• _Records for the task_
#####

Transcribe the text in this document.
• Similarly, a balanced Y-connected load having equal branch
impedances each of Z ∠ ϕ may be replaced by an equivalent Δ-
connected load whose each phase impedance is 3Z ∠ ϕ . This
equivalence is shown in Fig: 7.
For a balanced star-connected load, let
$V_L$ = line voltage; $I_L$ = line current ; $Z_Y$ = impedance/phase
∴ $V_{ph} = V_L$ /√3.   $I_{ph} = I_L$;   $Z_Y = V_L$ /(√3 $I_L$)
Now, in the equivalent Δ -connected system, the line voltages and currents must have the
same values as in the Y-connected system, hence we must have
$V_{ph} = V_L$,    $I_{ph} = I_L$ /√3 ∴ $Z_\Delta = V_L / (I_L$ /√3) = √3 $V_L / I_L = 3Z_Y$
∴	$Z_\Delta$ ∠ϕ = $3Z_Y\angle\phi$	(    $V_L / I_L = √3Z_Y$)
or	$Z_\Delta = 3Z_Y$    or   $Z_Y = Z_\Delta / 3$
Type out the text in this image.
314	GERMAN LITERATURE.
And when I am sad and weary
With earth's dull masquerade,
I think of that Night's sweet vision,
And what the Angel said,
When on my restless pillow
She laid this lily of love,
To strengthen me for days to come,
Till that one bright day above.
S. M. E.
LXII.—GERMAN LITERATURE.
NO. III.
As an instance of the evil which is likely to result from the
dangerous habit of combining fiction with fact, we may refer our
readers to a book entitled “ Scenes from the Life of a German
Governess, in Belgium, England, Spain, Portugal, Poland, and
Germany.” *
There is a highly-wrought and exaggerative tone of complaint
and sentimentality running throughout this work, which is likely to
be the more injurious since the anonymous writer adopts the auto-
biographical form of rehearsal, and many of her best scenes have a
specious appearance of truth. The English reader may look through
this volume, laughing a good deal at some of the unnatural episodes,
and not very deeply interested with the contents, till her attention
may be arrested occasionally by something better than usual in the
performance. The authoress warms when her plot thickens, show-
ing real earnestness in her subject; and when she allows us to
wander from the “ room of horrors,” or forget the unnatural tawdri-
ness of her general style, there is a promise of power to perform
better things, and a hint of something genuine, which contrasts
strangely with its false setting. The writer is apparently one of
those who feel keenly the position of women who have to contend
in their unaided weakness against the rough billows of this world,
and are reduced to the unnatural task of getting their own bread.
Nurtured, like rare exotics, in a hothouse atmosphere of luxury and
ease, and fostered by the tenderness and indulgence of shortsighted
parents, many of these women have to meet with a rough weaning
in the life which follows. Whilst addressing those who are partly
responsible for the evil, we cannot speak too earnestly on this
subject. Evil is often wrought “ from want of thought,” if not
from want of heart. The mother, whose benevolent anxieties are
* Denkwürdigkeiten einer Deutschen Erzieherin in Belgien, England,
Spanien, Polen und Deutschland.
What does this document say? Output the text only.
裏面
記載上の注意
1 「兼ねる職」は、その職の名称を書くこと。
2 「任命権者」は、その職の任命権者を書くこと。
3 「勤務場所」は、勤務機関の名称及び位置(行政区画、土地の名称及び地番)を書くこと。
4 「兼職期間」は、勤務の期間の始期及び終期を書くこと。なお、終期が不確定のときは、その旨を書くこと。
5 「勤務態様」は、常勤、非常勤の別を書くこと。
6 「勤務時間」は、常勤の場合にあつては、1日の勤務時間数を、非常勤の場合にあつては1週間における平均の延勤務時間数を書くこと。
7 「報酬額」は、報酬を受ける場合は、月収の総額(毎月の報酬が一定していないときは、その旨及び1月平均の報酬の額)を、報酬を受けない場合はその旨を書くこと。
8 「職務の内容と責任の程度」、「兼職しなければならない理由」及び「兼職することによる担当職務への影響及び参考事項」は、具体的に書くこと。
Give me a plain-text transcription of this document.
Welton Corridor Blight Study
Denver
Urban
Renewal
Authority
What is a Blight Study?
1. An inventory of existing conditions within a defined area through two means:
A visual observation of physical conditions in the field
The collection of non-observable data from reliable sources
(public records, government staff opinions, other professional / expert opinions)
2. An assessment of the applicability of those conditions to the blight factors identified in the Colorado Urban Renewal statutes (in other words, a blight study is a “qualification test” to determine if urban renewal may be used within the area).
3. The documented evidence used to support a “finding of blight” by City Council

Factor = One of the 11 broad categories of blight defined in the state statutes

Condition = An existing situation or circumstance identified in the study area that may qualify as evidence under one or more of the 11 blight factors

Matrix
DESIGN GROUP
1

#####

• _Aim_
Extract all of the data shown above and repeat it verbatim.

• _Solution to the exercise_
Transcribe the text in this document.
• Similarly, a balanced Y-connected load having equal branch
impedances each of Z ∠ ϕ may be replaced by an equivalent Δ-
connected load whose each phase impedance is 3Z ∠ ϕ . This
equivalence is shown in Fig: 7.
For a balanced star-connected load, let
$V_L$ = line voltage; $I_L$ = line current ; $Z_Y$ = impedance/phase
∴ $V_{ph} = V_L$ /√3.   $I_{ph} = I_L$;   $Z_Y = V_L$ /(√3 $I_L$)
Now, in the equivalent Δ -connected system, the line voltages and currents must have the
same values as in the Y-connected system, hence we must have
$V_{ph} = V_L$,    $I_{ph} = I_L$ /√3 ∴ $Z_\Delta = V_L / (I_L$ /√3) = √3 $V_L / I_L = 3Z_Y$
∴	$Z_\Delta$ ∠ϕ = $3Z_Y\angle\phi$	(    $V_L / I_L = √3Z_Y$)
or	$Z_\Delta = 3Z_Y$    or   $Z_Y = Z_\Delta / 3$
Type out the text in this image.
314	GERMAN LITERATURE.
And when I am sad and weary
With earth's dull masquerade,
I think of that Night's sweet vision,
And what the Angel said,
When on my restless pillow
She laid this lily of love,
To strengthen me for days to come,
Till that one bright day above.
S. M. E.
LXII.—GERMAN LITERATURE.
NO. III.
As an instance of the evil which is likely to result from the
dangerous habit of combining fiction with fact, we may refer our
readers to a book entitled “ Scenes from the Life of a German
Governess, in Belgium, England, Spain, Portugal, Poland, and
Germany.” *
There is a highly-wrought and exaggerative tone of complaint
and sentimentality running throughout this work, which is likely to
be the more injurious since the anonymous writer adopts the auto-
biographical form of rehearsal, and many of her best scenes have a
specious appearance of truth. The English reader may look through
this volume, laughing a good deal at some of the unnatural episodes,
and not very deeply interested with the contents, till her attention
may be arrested occasionally by something better than usual in the
performance. The authoress warms when her plot thickens, show-
ing real earnestness in her subject; and when she allows us to
wander from the “ room of horrors,” or forget the unnatural tawdri-
ness of her general style, there is a promise of power to perform
better things, and a hint of something genuine, which contrasts
strangely with its false setting. The writer is apparently one of
those who feel keenly the position of women who have to contend
in their unaided weakness against the rough billows of this world,
and are reduced to the unnatural task of getting their own bread.
Nurtured, like rare exotics, in a hothouse atmosphere of luxury and
ease, and fostered by the tenderness and indulgence of shortsighted
parents, many of these women have to meet with a rough weaning
in the life which follows. Whilst addressing those who are partly
responsible for the evil, we cannot speak too earnestly on this
subject. Evil is often wrought “ from want of thought,” if not
from want of heart. The mother, whose benevolent anxieties are
* Denkwürdigkeiten einer Deutschen Erzieherin in Belgien, England,
Spanien, Polen und Deutschland.
What does this document say? Output the text only.
裏面
記載上の注意
1 「兼ねる職」は、その職の名称を書くこと。
2 「任命権者」は、その職の任命権者を書くこと。
3 「勤務場所」は、勤務機関の名称及び位置(行政区画、土地の名称及び地番)を書くこと。
4 「兼職期間」は、勤務の期間の始期及び終期を書くこと。なお、終期が不確定のときは、その旨を書くこと。
5 「勤務態様」は、常勤、非常勤の別を書くこと。
6 「勤務時間」は、常勤の場合にあつては、1日の勤務時間数を、非常勤の場合にあつては1週間における平均の延勤務時間数を書くこと。
7 「報酬額」は、報酬を受ける場合は、月収の総額(毎月の報酬が一定していないときは、その旨及び1月平均の報酬の額)を、報酬を受けない場合はその旨を書くこと。
8 「職務の内容と責任の程度」、「兼職しなければならない理由」及び「兼職することによる担当職務への影響及び参考事項」は、具体的に書くこと。
Give me a plain-text transcription of this document.
Welton Corridor Blight Study
Denver
Urban
Renewal
Authority
What is a Blight Study?
1. An inventory of existing conditions within a defined area through two means:
A visual observation of physical conditions in the field
The collection of non-observable data from reliable sources
(public records, government staff opinions, other professional / expert opinions)
2. An assessment of the applicability of those conditions to the blight factors identified in the Colorado Urban Renewal statutes (in other words, a blight study is a “qualification test” to determine if urban renewal may be used within the area).
3. The documented evidence used to support a “finding of blight” by City Council

Factor = One of the 11 broad categories of blight defined in the state statutes

Condition = An existing situation or circumstance identified in the study area that may qualify as evidence under one or more of the 11 blight factors

Matrix
DESIGN GROUP
1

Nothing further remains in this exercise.